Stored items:
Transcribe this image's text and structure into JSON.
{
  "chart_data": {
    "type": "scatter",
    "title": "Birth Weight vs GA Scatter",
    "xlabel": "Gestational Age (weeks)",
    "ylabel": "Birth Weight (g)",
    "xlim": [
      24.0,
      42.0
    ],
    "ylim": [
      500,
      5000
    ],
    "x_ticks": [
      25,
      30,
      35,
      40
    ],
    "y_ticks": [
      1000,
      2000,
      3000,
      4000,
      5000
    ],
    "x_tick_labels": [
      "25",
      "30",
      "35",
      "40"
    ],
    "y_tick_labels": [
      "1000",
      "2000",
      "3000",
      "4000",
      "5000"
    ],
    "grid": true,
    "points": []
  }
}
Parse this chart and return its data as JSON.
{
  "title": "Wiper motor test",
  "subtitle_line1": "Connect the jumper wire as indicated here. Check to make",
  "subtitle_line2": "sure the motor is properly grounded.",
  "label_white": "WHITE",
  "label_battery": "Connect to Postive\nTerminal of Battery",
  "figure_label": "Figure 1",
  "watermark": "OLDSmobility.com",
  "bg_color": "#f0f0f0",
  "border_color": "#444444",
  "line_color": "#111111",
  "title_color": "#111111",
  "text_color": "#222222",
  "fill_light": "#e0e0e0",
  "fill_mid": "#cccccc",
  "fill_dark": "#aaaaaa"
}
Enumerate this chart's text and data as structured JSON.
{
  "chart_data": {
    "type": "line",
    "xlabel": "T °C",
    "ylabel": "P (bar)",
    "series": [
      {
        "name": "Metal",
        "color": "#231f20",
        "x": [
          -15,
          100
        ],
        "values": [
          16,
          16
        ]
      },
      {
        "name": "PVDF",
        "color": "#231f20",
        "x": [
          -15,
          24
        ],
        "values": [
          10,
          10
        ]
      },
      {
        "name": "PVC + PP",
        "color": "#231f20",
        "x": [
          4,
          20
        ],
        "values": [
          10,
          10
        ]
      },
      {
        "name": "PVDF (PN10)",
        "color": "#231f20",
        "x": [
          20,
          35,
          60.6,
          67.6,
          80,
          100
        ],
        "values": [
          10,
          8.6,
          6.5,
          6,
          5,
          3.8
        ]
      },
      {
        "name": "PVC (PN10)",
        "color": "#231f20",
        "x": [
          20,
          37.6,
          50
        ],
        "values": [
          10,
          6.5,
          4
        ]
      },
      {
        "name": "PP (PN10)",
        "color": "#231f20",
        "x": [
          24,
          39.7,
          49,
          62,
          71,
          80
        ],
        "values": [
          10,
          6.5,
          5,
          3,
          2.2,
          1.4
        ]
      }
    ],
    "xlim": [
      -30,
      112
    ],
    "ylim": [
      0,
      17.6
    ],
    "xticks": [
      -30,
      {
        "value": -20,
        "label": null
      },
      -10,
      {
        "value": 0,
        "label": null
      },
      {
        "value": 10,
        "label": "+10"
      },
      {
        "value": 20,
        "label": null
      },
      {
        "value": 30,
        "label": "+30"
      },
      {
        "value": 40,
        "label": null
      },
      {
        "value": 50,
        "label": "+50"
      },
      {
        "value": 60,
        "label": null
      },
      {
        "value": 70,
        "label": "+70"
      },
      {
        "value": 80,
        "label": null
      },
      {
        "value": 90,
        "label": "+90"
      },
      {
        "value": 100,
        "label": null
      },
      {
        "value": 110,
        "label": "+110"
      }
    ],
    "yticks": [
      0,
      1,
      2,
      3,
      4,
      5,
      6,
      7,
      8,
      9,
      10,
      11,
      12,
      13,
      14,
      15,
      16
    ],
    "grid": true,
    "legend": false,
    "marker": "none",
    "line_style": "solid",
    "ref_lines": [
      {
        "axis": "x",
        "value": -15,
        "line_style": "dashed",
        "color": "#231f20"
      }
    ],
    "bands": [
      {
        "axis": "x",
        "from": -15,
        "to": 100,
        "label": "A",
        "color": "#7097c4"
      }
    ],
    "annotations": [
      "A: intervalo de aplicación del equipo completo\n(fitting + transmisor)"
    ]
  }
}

• _Job_
Extract all of the data shown above and repeat it verbatim.

• _Solution for this problem_
Transcribe this image's text and structure into JSON.
{
  "chart_data": {
    "type": "scatter",
    "title": "Birth Weight vs GA Scatter",
    "xlabel": "Gestational Age (weeks)",
    "ylabel": "Birth Weight (g)",
    "xlim": [
      24.0,
      42.0
    ],
    "ylim": [
      500,
      5000
    ],
    "x_ticks": [
      25,
      30,
      35,
      40
    ],
    "y_ticks": [
      1000,
      2000,
      3000,
      4000,
      5000
    ],
    "x_tick_labels": [
      "25",
      "30",
      "35",
      "40"
    ],
    "y_tick_labels": [
      "1000",
      "2000",
      "3000",
      "4000",
      "5000"
    ],
    "grid": true,
    "points": []
  }
}
Parse this chart and return its data as JSON.
{
  "title": "Wiper motor test",
  "subtitle_line1": "Connect the jumper wire as indicated here. Check to make",
  "subtitle_line2": "sure the motor is properly grounded.",
  "label_white": "WHITE",
  "label_battery": "Connect to Postive\nTerminal of Battery",
  "figure_label": "Figure 1",
  "watermark": "OLDSmobility.com",
  "bg_color": "#f0f0f0",
  "border_color": "#444444",
  "line_color": "#111111",
  "title_color": "#111111",
  "text_color": "#222222",
  "fill_light": "#e0e0e0",
  "fill_mid": "#cccccc",
  "fill_dark": "#aaaaaa"
}
Enumerate this chart's text and data as structured JSON.
{
  "chart_data": {
    "type": "line",
    "xlabel": "T °C",
    "ylabel": "P (bar)",
    "series": [
      {
        "name": "Metal",
        "color": "#231f20",
        "x": [
          -15,
          100
        ],
        "values": [
          16,
          16
        ]
      },
      {
        "name": "PVDF",
        "color": "#231f20",
        "x": [
          -15,
          24
        ],
        "values": [
          10,
          10
        ]
      },
      {
        "name": "PVC + PP",
        "color": "#231f20",
        "x": [
          4,
          20
        ],
        "values": [
          10,
          10
        ]
      },
      {
        "name": "PVDF (PN10)",
        "color": "#231f20",
        "x": [
          20,
          35,
          60.6,
          67.6,
          80,
          100
        ],
        "values": [
          10,
          8.6,
          6.5,
          6,
          5,
          3.8
        ]
      },
      {
        "name": "PVC (PN10)",
        "color": "#231f20",
        "x": [
          20,
          37.6,
          50
        ],
        "values": [
          10,
          6.5,
          4
        ]
      },
      {
        "name": "PP (PN10)",
        "color": "#231f20",
        "x": [
          24,
          39.7,
          49,
          62,
          71,
          80
        ],
        "values": [
          10,
          6.5,
          5,
          3,
          2.2,
          1.4
        ]
      }
    ],
    "xlim": [
      -30,
      112
    ],
    "ylim": [
      0,
      17.6
    ],
    "xticks": [
      -30,
      {
        "value": -20,
        "label": null
      },
      -10,
      {
        "value": 0,
        "label": null
      },
      {
        "value": 10,
        "label": "+10"
      },
      {
        "value": 20,
        "label": null
      },
      {
        "value": 30,
        "label": "+30"
      },
      {
        "value": 40,
        "label": null
      },
      {
        "value": 50,
        "label": "+50"
      },
      {
        "value": 60,
        "label": null
      },
      {
        "value": 70,
        "label": "+70"
      },
      {
        "value": 80,
        "label": null
      },
      {
        "value": 90,
        "label": "+90"
      },
      {
        "value": 100,
        "label": null
      },
      {
        "value": 110,
        "label": "+110"
      }
    ],
    "yticks": [
      0,
      1,
      2,
      3,
      4,
      5,
      6,
      7,
      8,
      9,
      10,
      11,
      12,
      13,
      14,
      15,
      16
    ],
    "grid": true,
    "legend": false,
    "marker": "none",
    "line_style": "solid",
    "ref_lines": [
      {
        "axis": "x",
        "value": -15,
        "line_style": "dashed",
        "color": "#231f20"
      }
    ],
    "bands": [
      {
        "axis": "x",
        "from": -15,
        "to": 100,
        "label": "A",
        "color": "#7097c4"
      }
    ],
    "annotations": [
      "A: intervalo de aplicación del equipo completo\n(fitting + transmisor)"
    ]
  }
}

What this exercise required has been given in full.